**Exercise description**
What follows is a listing to be transcribed exactly.

** Start **

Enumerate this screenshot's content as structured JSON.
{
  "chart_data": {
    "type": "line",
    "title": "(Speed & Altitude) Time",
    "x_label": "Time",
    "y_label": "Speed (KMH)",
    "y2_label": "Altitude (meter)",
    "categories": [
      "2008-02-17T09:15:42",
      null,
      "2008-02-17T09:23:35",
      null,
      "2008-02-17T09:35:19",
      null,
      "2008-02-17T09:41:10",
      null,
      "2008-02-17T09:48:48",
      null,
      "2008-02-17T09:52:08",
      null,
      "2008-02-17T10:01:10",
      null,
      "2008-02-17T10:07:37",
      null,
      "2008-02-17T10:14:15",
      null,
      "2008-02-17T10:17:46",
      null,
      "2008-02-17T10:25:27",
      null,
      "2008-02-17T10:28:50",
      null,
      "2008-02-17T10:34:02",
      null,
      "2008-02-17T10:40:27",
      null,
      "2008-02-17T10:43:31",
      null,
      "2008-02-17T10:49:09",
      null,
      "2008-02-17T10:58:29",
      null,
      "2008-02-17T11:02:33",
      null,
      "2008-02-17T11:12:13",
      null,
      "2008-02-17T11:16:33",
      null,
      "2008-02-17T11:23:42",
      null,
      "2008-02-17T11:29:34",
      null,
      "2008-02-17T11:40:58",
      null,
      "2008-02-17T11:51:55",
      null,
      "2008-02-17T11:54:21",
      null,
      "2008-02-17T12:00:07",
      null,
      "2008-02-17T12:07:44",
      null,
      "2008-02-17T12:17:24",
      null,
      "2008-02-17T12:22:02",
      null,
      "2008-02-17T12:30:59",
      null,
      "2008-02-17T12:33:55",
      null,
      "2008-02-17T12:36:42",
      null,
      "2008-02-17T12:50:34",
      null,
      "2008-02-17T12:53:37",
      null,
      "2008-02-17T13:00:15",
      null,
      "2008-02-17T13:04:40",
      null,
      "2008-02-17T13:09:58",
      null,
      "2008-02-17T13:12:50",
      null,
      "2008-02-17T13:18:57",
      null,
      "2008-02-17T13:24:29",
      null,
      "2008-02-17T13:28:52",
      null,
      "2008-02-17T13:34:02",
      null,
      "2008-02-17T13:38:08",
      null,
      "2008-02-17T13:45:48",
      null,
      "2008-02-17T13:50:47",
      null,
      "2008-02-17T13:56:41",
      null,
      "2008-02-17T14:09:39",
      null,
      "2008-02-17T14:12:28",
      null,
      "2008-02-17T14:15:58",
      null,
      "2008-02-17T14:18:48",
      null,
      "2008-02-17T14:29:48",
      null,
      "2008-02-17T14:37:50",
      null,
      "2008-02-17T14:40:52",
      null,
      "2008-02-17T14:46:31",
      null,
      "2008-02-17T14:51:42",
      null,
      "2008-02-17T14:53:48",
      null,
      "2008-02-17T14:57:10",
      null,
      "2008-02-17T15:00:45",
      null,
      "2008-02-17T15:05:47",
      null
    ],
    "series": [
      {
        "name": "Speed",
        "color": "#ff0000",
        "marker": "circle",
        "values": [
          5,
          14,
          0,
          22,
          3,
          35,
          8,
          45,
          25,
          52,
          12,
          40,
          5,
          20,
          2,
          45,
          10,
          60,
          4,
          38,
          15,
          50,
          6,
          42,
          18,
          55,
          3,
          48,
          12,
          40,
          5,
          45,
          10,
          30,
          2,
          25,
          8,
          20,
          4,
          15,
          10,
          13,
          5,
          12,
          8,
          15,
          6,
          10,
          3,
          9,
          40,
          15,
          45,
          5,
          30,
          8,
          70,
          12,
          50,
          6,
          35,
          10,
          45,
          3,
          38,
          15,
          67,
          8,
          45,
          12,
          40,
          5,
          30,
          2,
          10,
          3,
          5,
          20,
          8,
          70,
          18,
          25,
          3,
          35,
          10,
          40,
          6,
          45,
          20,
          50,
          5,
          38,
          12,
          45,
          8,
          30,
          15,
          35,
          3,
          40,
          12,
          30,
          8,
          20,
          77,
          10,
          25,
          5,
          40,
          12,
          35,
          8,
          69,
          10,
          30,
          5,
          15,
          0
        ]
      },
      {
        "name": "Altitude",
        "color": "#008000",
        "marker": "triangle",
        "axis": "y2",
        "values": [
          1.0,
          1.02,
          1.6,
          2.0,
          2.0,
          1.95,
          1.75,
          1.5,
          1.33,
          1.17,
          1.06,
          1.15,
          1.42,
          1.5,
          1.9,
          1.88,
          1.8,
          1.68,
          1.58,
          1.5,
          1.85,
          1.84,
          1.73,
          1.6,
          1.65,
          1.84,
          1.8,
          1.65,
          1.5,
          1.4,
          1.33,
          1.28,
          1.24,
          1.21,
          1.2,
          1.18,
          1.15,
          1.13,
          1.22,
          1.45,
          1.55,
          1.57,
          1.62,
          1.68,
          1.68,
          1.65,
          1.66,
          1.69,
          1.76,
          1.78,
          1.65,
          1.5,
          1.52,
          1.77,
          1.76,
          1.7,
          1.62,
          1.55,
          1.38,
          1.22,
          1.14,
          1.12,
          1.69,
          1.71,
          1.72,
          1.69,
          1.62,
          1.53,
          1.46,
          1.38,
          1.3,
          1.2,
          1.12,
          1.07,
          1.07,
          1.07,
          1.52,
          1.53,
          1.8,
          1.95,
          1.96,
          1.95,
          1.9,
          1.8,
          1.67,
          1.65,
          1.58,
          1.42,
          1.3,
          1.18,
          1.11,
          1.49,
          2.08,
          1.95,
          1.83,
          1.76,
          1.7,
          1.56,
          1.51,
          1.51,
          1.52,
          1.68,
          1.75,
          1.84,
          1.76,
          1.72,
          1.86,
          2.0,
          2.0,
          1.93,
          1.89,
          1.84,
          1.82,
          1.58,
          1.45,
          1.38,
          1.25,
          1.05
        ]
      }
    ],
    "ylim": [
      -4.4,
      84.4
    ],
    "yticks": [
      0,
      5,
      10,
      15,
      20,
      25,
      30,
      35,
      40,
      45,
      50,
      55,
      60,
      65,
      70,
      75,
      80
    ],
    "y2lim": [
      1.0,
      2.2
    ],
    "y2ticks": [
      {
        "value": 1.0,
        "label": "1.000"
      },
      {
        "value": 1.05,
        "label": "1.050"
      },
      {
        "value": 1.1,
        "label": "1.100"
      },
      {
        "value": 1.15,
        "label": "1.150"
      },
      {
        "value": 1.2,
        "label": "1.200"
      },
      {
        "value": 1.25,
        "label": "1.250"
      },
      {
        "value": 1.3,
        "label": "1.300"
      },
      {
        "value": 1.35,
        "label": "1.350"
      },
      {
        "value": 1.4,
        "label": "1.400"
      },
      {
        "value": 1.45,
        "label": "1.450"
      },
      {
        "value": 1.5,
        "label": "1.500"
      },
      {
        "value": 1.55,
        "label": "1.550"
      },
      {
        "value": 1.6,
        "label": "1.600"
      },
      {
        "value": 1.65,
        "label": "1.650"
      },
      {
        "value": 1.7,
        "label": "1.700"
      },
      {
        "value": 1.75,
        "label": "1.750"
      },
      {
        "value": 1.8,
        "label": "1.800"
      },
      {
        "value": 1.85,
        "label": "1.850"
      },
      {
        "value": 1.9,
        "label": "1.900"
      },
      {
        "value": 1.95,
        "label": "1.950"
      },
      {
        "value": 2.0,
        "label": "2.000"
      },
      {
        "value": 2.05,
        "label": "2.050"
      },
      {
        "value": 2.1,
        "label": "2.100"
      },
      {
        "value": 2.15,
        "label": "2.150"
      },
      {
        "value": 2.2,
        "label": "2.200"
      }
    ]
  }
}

** End **

**Expected answer**
Enumerate this screenshot's content as structured JSON.
{
  "chart_data": {
    "type": "line",
    "title": "(Speed & Altitude) Time",
    "x_label": "Time",
    "y_label": "Speed (KMH)",
    "y2_label": "Altitude (meter)",
    "categories": [
      "2008-02-17T09:15:42",
      null,
      "2008-02-17T09:23:35",
      null,
      "2008-02-17T09:35:19",
      null,
      "2008-02-17T09:41:10",
      null,
      "2008-02-17T09:48:48",
      null,
      "2008-02-17T09:52:08",
      null,
      "2008-02-17T10:01:10",
      null,
      "2008-02-17T10:07:37",
      null,
      "2008-02-17T10:14:15",
      null,
      "2008-02-17T10:17:46",
      null,
      "2008-02-17T10:25:27",
      null,
      "2008-02-17T10:28:50",
      null,
      "2008-02-17T10:34:02",
      null,
      "2008-02-17T10:40:27",
      null,
      "2008-02-17T10:43:31",
      null,
      "2008-02-17T10:49:09",
      null,
      "2008-02-17T10:58:29",
      null,
      "2008-02-17T11:02:33",
      null,
      "2008-02-17T11:12:13",
      null,
      "2008-02-17T11:16:33",
      null,
      "2008-02-17T11:23:42",
      null,
      "2008-02-17T11:29:34",
      null,
      "2008-02-17T11:40:58",
      null,
      "2008-02-17T11:51:55",
      null,
      "2008-02-17T11:54:21",
      null,
      "2008-02-17T12:00:07",
      null,
      "2008-02-17T12:07:44",
      null,
      "2008-02-17T12:17:24",
      null,
      "2008-02-17T12:22:02",
      null,
      "2008-02-17T12:30:59",
      null,
      "2008-02-17T12:33:55",
      null,
      "2008-02-17T12:36:42",
      null,
      "2008-02-17T12:50:34",
      null,
      "2008-02-17T12:53:37",
      null,
      "2008-02-17T13:00:15",
      null,
      "2008-02-17T13:04:40",
      null,
      "2008-02-17T13:09:58",
      null,
      "2008-02-17T13:12:50",
      null,
      "2008-02-17T13:18:57",
      null,
      "2008-02-17T13:24:29",
      null,
      "2008-02-17T13:28:52",
      null,
      "2008-02-17T13:34:02",
      null,
      "2008-02-17T13:38:08",
      null,
      "2008-02-17T13:45:48",
      null,
      "2008-02-17T13:50:47",
      null,
      "2008-02-17T13:56:41",
      null,
      "2008-02-17T14:09:39",
      null,
      "2008-02-17T14:12:28",
      null,
      "2008-02-17T14:15:58",
      null,
      "2008-02-17T14:18:48",
      null,
      "2008-02-17T14:29:48",
      null,
      "2008-02-17T14:37:50",
      null,
      "2008-02-17T14:40:52",
      null,
      "2008-02-17T14:46:31",
      null,
      "2008-02-17T14:51:42",
      null,
      "2008-02-17T14:53:48",
      null,
      "2008-02-17T14:57:10",
      null,
      "2008-02-17T15:00:45",
      null,
      "2008-02-17T15:05:47",
      null
    ],
    "series": [
      {
        "name": "Speed",
        "color": "#ff0000",
        "marker": "circle",
        "values": [
          5,
          14,
          0,
          22,
          3,
          35,
          8,
          45,
          25,
          52,
          12,
          40,
          5,
          20,
          2,
          45,
          10,
          60,
          4,
          38,
          15,
          50,
          6,
          42,
          18,
          55,
          3,
          48,
          12,
          40,
          5,
          45,
          10,
          30,
          2,
          25,
          8,
          20,
          4,
          15,
          10,
          13,
          5,
          12,
          8,
          15,
          6,
          10,
          3,
          9,
          40,
          15,
          45,
          5,
          30,
          8,
          70,
          12,
          50,
          6,
          35,
          10,
          45,
          3,
          38,
          15,
          67,
          8,
          45,
          12,
          40,
          5,
          30,
          2,
          10,
          3,
          5,
          20,
          8,
          70,
          18,
          25,
          3,
          35,
          10,
          40,
          6,
          45,
          20,
          50,
          5,
          38,
          12,
          45,
          8,
          30,
          15,
          35,
          3,
          40,
          12,
          30,
          8,
          20,
          77,
          10,
          25,
          5,
          40,
          12,
          35,
          8,
          69,
          10,
          30,
          5,
          15,
          0
        ]
      },
      {
        "name": "Altitude",
        "color": "#008000",
        "marker": "triangle",
        "axis": "y2",
        "values": [
          1.0,
          1.02,
          1.6,
          2.0,
          2.0,
          1.95,
          1.75,
          1.5,
          1.33,
          1.17,
          1.06,
          1.15,
          1.42,
          1.5,
          1.9,
          1.88,
          1.8,
          1.68,
          1.58,
          1.5,
          1.85,
          1.84,
          1.73,
          1.6,
          1.65,
          1.84,
          1.8,
          1.65,
          1.5,
          1.4,
          1.33,
          1.28,
          1.24,
          1.21,
          1.2,
          1.18,
          1.15,
          1.13,
          1.22,
          1.45,
          1.55,
          1.57,
          1.62,
          1.68,
          1.68,
          1.65,
          1.66,
          1.69,
          1.76,
          1.78,
          1.65,
          1.5,
          1.52,
          1.77,
          1.76,
          1.7,
          1.62,
          1.55,
          1.38,
          1.22,
          1.14,
          1.12,
          1.69,
          1.71,
          1.72,
          1.69,
          1.62,
          1.53,
          1.46,
          1.38,
          1.3,
          1.2,
          1.12,
          1.07,
          1.07,
          1.07,
          1.52,
          1.53,
          1.8,
          1.95,
          1.96,
          1.95,
          1.9,
          1.8,
          1.67,
          1.65,
          1.58,
          1.42,
          1.3,
          1.18,
          1.11,
          1.49,
          2.08,
          1.95,
          1.83,
          1.76,
          1.7,
          1.56,
          1.51,
          1.51,
          1.52,
          1.68,
          1.75,
          1.84,
          1.76,
          1.72,
          1.86,
          2.0,
          2.0,
          1.93,
          1.89,
          1.84,
          1.82,
          1.58,
          1.45,
          1.38,
          1.25,
          1.05
        ]
      }
    ],
    "ylim": [
      -4.4,
      84.4
    ],
    "yticks": [
      0,
      5,
      10,
      15,
      20,
      25,
      30,
      35,
      40,
      45,
      50,
      55,
      60,
      65,
      70,
      75,
      80
    ],
    "y2lim": [
      1.0,
      2.2
    ],
    "y2ticks": [
      {
        "value": 1.0,
        "label": "1.000"
      },
      {
        "value": 1.05,
        "label": "1.050"
      },
      {
        "value": 1.1,
        "label": "1.100"
      },
      {
        "value": 1.15,
        "label": "1.150"
      },
      {
        "value": 1.2,
        "label": "1.200"
      },
      {
        "value": 1.25,
        "label": "1.250"
      },
      {
        "value": 1.3,
        "label": "1.300"
      },
      {
        "value": 1.35,
        "label": "1.350"
      },
      {
        "value": 1.4,
        "label": "1.400"
      },
      {
        "value": 1.45,
        "label": "1.450"
      },
      {
        "value": 1.5,
        "label": "1.500"
      },
      {
        "value": 1.55,
        "label": "1.550"
      },
      {
        "value": 1.6,
        "label": "1.600"
      },
      {
        "value": 1.65,
        "label": "1.650"
      },
      {
        "value": 1.7,
        "label": "1.700"
      },
      {
        "value": 1.75,
        "label": "1.750"
      },
      {
        "value": 1.8,
        "label": "1.800"
      },
      {
        "value": 1.85,
        "label": "1.850"
      },
      {
        "value": 1.9,
        "label": "1.900"
      },
      {
        "value": 1.95,
        "label": "1.950"
      },
      {
        "value": 2.0,
        "label": "2.000"
      },
      {
        "value": 2.05,
        "label": "2.050"
      },
      {
        "value": 2.1,
        "label": "2.100"
      },
      {
        "value": 2.15,
        "label": "2.150"
      },
      {
        "value": 2.2,
        "label": "2.200"
      }
    ]
  }
}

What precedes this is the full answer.